**WHAT THE TASK ASKS**
Among the entries below, find the lines with "JSON" and copy them.

**EXERCISE MATERIAL**
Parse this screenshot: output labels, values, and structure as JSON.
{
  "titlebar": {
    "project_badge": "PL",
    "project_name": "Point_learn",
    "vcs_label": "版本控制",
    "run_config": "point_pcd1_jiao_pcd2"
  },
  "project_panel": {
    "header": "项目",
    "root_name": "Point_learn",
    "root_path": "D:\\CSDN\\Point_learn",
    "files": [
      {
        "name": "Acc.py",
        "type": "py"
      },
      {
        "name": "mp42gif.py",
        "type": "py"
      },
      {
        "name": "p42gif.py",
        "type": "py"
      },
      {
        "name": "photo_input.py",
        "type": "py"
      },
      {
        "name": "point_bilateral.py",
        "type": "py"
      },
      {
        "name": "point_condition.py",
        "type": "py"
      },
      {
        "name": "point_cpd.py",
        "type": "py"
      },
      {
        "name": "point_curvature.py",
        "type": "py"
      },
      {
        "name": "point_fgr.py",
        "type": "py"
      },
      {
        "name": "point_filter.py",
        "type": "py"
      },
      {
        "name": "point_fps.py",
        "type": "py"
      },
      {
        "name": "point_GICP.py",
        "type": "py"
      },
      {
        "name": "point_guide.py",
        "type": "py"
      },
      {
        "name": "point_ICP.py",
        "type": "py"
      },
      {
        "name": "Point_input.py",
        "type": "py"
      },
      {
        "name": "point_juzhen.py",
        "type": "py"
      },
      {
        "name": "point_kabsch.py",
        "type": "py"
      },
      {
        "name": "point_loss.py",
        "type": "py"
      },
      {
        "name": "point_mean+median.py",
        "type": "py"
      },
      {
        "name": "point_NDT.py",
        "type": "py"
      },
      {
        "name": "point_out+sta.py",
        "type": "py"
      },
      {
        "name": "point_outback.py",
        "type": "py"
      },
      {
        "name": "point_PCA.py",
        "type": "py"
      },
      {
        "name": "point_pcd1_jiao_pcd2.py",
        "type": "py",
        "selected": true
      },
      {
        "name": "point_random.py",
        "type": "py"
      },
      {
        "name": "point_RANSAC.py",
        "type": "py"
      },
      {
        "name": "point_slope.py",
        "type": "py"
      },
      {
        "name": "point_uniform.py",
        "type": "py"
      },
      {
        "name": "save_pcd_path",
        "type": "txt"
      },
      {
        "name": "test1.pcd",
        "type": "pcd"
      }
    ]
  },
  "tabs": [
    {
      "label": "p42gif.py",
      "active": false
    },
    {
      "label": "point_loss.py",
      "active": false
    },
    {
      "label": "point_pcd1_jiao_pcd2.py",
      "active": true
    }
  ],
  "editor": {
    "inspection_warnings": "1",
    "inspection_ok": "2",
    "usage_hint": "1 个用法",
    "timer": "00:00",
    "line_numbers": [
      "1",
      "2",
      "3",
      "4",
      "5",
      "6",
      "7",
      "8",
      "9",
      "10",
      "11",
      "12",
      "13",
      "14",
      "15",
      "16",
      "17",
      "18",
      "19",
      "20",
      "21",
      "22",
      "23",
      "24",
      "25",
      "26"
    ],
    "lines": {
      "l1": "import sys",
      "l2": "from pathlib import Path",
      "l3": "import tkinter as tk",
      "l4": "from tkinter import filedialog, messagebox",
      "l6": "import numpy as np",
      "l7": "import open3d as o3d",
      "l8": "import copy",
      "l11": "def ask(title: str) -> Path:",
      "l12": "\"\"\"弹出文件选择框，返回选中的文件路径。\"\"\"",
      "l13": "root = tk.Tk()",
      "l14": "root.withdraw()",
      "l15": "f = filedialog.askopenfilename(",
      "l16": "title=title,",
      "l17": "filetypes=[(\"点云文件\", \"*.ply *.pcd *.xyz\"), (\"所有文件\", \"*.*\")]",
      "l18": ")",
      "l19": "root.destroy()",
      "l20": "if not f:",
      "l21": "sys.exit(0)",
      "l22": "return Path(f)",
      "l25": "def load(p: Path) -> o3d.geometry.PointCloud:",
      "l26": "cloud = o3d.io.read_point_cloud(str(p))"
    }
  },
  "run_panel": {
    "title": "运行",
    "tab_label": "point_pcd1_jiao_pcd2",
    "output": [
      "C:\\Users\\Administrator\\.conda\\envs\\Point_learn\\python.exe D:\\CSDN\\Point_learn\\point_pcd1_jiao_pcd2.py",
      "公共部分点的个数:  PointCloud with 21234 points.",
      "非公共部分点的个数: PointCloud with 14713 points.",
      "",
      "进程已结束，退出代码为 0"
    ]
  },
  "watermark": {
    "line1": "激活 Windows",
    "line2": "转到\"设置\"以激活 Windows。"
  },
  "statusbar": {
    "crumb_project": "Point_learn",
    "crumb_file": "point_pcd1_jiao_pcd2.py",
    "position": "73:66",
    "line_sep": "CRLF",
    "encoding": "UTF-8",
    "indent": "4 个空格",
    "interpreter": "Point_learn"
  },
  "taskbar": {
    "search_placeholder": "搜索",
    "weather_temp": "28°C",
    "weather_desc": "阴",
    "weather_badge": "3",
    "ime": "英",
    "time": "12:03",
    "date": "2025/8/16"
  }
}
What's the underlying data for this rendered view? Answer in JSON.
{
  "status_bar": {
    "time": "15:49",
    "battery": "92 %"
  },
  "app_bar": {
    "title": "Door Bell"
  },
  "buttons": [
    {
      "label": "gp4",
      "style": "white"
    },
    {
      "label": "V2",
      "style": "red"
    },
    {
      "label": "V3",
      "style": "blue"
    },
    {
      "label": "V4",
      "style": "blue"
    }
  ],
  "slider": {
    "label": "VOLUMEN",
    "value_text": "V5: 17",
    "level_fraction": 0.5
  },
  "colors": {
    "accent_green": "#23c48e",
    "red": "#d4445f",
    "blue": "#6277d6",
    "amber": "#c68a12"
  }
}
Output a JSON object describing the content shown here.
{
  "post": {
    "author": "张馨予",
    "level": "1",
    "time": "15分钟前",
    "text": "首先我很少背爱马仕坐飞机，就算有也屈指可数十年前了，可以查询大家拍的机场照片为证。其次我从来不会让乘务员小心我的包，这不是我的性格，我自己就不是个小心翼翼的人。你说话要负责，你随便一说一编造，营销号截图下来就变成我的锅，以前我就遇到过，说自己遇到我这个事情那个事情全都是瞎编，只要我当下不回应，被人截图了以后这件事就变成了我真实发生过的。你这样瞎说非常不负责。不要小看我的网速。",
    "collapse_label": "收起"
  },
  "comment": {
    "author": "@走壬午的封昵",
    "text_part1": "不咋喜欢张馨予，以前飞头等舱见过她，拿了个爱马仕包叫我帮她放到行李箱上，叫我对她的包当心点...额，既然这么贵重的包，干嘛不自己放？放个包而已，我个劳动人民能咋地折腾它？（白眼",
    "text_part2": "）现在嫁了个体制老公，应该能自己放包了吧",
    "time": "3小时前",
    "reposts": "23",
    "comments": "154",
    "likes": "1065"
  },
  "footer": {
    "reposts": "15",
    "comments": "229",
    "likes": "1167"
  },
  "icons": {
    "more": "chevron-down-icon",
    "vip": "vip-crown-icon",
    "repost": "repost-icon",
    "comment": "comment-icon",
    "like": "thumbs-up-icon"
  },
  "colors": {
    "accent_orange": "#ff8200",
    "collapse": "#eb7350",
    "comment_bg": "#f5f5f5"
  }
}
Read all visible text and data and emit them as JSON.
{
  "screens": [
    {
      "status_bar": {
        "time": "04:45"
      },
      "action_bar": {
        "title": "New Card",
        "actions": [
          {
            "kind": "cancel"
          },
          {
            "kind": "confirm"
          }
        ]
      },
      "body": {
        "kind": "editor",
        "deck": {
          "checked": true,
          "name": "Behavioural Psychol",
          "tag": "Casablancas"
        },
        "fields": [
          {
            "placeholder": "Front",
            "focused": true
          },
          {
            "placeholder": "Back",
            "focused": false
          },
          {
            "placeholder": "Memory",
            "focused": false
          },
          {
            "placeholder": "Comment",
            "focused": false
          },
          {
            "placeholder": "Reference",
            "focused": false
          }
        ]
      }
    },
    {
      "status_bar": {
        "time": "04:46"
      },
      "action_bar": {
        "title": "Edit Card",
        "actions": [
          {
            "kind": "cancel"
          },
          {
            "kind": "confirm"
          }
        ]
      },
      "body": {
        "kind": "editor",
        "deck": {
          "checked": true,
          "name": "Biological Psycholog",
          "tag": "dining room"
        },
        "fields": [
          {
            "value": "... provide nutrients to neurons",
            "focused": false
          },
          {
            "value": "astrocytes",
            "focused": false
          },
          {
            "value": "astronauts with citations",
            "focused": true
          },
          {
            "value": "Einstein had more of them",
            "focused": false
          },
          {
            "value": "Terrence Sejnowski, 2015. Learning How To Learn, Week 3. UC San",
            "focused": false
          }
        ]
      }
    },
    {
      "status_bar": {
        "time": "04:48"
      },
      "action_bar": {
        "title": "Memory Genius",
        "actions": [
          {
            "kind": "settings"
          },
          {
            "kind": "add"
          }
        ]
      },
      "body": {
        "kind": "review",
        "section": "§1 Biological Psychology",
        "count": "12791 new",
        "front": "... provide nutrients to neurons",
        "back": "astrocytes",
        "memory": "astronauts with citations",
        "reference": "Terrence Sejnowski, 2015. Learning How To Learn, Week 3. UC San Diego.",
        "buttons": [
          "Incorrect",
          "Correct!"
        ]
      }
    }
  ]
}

**WRITTEN REPLY**
Parse this screenshot: output labels, values, and structure as JSON.
What's the underlying data for this rendered view? Answer in JSON.
Output a JSON object describing the content shown here.
Read all visible text and data and emit them as JSON.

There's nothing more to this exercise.